======== Available records

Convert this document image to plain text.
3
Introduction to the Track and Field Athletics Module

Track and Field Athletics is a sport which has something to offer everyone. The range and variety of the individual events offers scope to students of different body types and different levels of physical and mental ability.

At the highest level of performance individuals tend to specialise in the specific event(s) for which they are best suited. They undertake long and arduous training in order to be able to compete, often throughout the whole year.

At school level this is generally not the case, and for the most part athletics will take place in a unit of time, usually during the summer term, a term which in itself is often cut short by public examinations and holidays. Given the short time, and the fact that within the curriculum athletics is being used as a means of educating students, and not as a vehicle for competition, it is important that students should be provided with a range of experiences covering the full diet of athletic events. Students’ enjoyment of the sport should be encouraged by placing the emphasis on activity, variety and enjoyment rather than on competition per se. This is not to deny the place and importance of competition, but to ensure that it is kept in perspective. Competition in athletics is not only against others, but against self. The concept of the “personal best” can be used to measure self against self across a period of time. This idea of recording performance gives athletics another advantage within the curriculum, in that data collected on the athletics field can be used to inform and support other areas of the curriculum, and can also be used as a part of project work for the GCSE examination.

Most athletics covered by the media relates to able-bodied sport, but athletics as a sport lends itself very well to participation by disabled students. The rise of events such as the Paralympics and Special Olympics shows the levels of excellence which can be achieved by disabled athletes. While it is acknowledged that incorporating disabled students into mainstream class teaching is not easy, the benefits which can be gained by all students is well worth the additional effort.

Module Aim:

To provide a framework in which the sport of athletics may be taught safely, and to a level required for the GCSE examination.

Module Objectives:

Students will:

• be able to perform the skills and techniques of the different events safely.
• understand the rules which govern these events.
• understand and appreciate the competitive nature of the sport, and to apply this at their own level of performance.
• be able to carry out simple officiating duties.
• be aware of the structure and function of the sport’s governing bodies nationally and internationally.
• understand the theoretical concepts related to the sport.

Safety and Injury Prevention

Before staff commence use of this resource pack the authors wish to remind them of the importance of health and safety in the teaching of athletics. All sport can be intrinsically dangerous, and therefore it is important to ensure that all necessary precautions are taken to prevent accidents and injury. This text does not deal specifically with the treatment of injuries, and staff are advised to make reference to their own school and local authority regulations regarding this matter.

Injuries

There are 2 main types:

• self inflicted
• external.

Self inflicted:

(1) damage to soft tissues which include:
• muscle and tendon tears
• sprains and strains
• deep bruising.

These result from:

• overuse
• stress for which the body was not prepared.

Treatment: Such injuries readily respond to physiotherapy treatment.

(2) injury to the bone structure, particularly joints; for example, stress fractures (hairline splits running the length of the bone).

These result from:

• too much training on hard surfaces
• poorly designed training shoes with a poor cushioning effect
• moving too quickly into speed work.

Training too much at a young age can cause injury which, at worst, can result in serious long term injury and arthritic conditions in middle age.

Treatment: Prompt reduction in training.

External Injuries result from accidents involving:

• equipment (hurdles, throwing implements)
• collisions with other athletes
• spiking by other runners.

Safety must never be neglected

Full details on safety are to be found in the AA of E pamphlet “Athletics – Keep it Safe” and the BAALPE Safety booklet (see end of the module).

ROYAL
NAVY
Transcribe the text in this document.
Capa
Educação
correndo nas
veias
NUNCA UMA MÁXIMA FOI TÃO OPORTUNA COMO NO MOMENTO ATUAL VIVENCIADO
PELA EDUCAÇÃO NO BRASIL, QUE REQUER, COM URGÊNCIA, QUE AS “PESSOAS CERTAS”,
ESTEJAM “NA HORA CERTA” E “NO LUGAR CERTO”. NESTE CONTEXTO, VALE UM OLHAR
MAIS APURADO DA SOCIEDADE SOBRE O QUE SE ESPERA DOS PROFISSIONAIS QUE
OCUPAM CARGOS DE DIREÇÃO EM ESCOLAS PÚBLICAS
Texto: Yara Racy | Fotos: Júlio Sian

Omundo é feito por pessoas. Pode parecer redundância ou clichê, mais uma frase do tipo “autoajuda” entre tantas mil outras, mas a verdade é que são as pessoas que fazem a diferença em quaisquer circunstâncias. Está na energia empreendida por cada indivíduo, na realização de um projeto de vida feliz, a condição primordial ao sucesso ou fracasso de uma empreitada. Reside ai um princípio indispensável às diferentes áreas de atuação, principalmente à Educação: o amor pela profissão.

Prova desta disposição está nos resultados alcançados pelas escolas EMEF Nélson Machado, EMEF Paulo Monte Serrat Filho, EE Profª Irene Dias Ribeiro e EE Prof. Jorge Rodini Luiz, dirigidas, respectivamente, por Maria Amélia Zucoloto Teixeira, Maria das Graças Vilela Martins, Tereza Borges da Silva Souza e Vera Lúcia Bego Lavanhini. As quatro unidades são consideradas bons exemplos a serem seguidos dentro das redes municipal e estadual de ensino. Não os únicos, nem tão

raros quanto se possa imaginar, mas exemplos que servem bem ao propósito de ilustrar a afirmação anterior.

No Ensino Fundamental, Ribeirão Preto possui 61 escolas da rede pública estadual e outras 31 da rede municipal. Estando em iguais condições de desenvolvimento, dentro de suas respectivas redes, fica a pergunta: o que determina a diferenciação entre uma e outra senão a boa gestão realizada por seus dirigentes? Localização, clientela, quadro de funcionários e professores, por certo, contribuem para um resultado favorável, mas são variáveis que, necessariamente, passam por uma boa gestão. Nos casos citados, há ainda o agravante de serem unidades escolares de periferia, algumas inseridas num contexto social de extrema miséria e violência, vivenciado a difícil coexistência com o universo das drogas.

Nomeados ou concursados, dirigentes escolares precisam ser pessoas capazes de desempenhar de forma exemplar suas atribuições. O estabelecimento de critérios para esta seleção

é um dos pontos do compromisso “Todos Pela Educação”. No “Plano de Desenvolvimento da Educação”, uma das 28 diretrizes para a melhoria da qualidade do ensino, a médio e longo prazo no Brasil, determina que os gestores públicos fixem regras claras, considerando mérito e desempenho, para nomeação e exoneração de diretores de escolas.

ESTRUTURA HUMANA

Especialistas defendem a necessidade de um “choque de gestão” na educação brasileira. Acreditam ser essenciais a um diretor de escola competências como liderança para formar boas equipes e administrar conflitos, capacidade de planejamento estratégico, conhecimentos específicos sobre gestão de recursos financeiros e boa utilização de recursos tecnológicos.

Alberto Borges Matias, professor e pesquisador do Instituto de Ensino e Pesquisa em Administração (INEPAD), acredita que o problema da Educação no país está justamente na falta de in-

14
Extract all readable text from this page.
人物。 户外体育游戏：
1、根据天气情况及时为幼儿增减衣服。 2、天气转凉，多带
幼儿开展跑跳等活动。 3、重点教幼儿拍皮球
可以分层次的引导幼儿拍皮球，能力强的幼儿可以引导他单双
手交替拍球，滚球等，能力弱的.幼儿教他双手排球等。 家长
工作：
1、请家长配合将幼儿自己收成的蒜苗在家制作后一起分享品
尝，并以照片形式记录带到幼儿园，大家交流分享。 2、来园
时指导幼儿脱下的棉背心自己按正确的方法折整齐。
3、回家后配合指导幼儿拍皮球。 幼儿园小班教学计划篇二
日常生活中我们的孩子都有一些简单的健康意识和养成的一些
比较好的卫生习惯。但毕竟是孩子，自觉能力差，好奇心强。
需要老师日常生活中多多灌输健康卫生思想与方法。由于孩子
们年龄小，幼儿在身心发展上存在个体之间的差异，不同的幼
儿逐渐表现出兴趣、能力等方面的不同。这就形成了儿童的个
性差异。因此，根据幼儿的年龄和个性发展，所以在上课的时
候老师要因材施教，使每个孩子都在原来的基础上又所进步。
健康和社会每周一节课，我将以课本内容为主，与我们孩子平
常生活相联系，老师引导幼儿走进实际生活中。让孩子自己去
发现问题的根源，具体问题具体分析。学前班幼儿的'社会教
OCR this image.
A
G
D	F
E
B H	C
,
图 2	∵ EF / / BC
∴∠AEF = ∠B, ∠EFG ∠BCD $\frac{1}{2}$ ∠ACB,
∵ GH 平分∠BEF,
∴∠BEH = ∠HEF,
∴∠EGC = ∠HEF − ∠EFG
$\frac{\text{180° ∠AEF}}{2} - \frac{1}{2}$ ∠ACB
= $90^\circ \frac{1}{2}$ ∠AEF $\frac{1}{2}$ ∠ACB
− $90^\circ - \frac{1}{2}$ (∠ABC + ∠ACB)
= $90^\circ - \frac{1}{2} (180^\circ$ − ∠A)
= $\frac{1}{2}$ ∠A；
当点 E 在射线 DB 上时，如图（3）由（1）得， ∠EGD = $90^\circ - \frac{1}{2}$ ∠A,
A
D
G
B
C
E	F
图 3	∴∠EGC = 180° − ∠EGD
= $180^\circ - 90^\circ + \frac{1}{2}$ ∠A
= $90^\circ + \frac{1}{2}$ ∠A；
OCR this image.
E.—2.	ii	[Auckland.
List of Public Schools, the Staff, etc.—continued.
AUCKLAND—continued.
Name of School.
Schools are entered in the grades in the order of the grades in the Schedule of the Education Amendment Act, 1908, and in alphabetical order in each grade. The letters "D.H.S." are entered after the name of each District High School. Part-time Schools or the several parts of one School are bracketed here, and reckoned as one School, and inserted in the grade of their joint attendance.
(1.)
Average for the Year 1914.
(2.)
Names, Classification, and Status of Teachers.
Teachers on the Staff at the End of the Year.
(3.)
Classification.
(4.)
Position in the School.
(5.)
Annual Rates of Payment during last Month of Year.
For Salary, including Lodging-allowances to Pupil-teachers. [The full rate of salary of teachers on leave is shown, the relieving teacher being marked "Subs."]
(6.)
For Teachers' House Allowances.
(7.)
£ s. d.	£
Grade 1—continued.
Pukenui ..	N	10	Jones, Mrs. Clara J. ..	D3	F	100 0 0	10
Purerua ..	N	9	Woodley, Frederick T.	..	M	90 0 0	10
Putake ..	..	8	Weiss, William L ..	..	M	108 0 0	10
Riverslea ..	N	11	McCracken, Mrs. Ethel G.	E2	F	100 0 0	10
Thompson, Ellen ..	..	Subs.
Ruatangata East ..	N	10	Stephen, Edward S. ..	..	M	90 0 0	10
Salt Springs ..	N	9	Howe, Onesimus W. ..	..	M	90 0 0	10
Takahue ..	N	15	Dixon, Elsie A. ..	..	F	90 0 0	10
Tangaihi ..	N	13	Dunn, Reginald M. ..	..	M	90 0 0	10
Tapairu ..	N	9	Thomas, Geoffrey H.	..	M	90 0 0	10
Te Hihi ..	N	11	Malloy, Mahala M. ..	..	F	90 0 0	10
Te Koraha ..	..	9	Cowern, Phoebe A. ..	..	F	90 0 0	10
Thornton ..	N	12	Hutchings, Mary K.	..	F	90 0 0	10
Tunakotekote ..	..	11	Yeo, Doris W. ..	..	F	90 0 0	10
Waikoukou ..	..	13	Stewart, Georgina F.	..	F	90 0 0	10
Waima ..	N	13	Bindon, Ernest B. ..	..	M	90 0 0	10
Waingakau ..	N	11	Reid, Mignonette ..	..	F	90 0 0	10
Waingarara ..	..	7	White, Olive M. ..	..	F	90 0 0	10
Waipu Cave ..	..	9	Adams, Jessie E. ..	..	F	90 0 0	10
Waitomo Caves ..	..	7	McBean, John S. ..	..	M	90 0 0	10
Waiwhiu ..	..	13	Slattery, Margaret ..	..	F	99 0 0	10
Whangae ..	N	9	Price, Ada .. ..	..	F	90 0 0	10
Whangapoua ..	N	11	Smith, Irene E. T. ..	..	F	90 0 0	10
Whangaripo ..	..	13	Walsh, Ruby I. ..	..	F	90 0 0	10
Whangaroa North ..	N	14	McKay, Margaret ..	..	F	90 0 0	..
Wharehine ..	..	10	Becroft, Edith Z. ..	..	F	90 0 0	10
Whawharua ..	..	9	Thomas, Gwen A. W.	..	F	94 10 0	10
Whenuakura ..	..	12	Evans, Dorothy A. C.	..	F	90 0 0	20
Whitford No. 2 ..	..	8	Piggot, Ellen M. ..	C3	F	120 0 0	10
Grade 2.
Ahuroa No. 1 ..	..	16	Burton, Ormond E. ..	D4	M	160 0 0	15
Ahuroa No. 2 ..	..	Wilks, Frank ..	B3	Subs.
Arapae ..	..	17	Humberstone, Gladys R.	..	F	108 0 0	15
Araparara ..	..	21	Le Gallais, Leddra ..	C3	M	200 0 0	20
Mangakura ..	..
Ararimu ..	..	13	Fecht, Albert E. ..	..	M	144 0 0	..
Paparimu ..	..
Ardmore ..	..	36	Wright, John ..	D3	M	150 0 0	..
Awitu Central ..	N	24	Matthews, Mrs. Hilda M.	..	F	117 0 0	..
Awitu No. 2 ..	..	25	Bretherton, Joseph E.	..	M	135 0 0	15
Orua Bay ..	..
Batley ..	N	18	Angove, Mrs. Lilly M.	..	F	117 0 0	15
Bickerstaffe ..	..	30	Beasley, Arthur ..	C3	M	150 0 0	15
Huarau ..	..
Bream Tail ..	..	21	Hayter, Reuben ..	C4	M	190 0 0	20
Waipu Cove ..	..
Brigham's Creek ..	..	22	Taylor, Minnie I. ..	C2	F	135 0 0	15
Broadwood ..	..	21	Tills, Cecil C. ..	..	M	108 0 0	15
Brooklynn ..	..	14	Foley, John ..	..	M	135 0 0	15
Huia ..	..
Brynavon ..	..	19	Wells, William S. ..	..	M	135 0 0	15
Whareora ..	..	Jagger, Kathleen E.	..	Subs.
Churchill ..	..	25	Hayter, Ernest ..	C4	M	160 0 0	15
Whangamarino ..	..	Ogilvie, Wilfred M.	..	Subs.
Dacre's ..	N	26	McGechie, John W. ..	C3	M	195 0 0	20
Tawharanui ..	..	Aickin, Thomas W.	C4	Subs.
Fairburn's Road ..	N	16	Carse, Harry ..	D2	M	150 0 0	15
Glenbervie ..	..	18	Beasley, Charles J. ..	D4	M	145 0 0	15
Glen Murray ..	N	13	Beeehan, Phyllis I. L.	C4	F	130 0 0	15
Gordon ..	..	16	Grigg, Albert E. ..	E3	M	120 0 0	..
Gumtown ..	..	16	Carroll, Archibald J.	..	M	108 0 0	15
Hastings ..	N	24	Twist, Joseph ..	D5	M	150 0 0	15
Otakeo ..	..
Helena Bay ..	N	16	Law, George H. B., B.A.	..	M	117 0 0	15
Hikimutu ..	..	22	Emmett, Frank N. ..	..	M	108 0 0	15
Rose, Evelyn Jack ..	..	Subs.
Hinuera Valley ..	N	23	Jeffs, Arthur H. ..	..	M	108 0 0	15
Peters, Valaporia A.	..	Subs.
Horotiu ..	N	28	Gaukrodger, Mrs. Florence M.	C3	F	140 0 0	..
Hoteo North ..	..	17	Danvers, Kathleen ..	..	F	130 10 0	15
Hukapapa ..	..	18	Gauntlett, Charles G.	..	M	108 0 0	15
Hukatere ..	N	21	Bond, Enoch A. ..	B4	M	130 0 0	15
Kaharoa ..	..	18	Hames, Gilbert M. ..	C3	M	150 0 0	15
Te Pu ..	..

================

> What is needed: From the data, pick out every line that includes "unidades".

> Problem solution:
Prova desta disposição está nos resultados alcançados pelas escolas EMEF Nélson Machado, EMEF Paulo Monte Serrat Filho, EE Profª Irene Dias Ribeiro e EE Prof. Jorge Rodini Luiz, dirigidas, respectivamente, por Maria Amélia Zucoloto Teixeira, Maria das Graças Vilela Martins, Tereza Borges da Silva Souza e Vera Lúcia Bego Lavanhini. As quatro unidades são consideradas bons exemplos a serem seguidos dentro das redes municipal e estadual de ensino. Não os únicos, nem tão
No Ensino Fundamental, Ribeirão Preto possui 61 escolas da rede pública estadual e outras 31 da rede municipal. Estando em iguais condições de desenvolvimento, dentro de suas respectivas redes, fica a pergunta: o que determina a diferenciação entre uma e outra senão a boa gestão realizada por seus dirigentes? Localização, clientela, quadro de funcionários e professores, por certo, contribuem para um resultado favorável, mas são variáveis que, necessariamente, passam por uma boa gestão. Nos casos citados, há ainda o agravante de serem unidades escolares de periferia, algumas inseridas num contexto social de extrema miséria e violência, vivenciado a difícil coexistência com o universo das drogas.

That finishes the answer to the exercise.